# [Directions for this task]
Write out each line beneath this one exactly as it reads.

# [Material provided]
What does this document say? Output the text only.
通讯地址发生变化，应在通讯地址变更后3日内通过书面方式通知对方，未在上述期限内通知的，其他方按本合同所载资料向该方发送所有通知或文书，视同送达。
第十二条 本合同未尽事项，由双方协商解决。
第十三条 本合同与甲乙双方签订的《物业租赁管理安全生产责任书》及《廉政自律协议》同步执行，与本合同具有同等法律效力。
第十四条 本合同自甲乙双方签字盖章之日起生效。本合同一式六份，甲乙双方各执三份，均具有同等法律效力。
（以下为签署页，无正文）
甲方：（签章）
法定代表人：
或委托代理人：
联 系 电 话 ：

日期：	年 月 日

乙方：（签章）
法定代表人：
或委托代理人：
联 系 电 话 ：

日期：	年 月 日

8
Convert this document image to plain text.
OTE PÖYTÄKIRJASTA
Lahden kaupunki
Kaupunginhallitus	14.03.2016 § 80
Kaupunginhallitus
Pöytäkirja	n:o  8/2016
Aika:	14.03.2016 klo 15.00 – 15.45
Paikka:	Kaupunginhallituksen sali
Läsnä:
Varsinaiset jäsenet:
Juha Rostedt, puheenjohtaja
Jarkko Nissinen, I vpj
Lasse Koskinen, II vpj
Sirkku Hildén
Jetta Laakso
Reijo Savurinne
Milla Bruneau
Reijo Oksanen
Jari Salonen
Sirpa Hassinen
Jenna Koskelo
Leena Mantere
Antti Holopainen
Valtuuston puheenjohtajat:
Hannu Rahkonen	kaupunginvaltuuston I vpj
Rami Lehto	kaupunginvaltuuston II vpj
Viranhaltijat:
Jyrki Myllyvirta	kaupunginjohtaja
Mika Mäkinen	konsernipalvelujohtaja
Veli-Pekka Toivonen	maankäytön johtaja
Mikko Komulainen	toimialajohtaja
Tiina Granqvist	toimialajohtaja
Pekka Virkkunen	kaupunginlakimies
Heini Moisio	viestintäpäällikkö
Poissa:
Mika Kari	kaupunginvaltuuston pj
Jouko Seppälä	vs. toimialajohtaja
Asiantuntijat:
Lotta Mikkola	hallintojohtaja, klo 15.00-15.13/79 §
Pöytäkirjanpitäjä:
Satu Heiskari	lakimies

# [Problem solution]
What does this document say? Output the text only.
通讯地址发生变化，应在通讯地址变更后3日内通过书面方式通知对方，未在上述期限内通知的，其他方按本合同所载资料向该方发送所有通知或文书，视同送达。
第十二条 本合同未尽事项，由双方协商解决。
第十三条 本合同与甲乙双方签订的《物业租赁管理安全生产责任书》及《廉政自律协议》同步执行，与本合同具有同等法律效力。
第十四条 本合同自甲乙双方签字盖章之日起生效。本合同一式六份，甲乙双方各执三份，均具有同等法律效力。
（以下为签署页，无正文）
甲方：（签章）
法定代表人：
或委托代理人：
联 系 电 话 ：

日期：	年 月 日

乙方：（签章）
法定代表人：
或委托代理人：
联 系 电 话 ：

日期：	年 月 日

8
Convert this document image to plain text.
OTE PÖYTÄKIRJASTA
Lahden kaupunki
Kaupunginhallitus	14.03.2016 § 80
Kaupunginhallitus
Pöytäkirja	n:o  8/2016
Aika:	14.03.2016 klo 15.00 – 15.45
Paikka:	Kaupunginhallituksen sali
Läsnä:
Varsinaiset jäsenet:
Juha Rostedt, puheenjohtaja
Jarkko Nissinen, I vpj
Lasse Koskinen, II vpj
Sirkku Hildén
Jetta Laakso
Reijo Savurinne
Milla Bruneau
Reijo Oksanen
Jari Salonen
Sirpa Hassinen
Jenna Koskelo
Leena Mantere
Antti Holopainen
Valtuuston puheenjohtajat:
Hannu Rahkonen	kaupunginvaltuuston I vpj
Rami Lehto	kaupunginvaltuuston II vpj
Viranhaltijat:
Jyrki Myllyvirta	kaupunginjohtaja
Mika Mäkinen	konsernipalvelujohtaja
Veli-Pekka Toivonen	maankäytön johtaja
Mikko Komulainen	toimialajohtaja
Tiina Granqvist	toimialajohtaja
Pekka Virkkunen	kaupunginlakimies
Heini Moisio	viestintäpäällikkö
Poissa:
Mika Kari	kaupunginvaltuuston pj
Jouko Seppälä	vs. toimialajohtaja
Asiantuntijat:
Lotta Mikkola	hallintojohtaja, klo 15.00-15.13/79 §
Pöytäkirjanpitäjä:
Satu Heiskari	lakimies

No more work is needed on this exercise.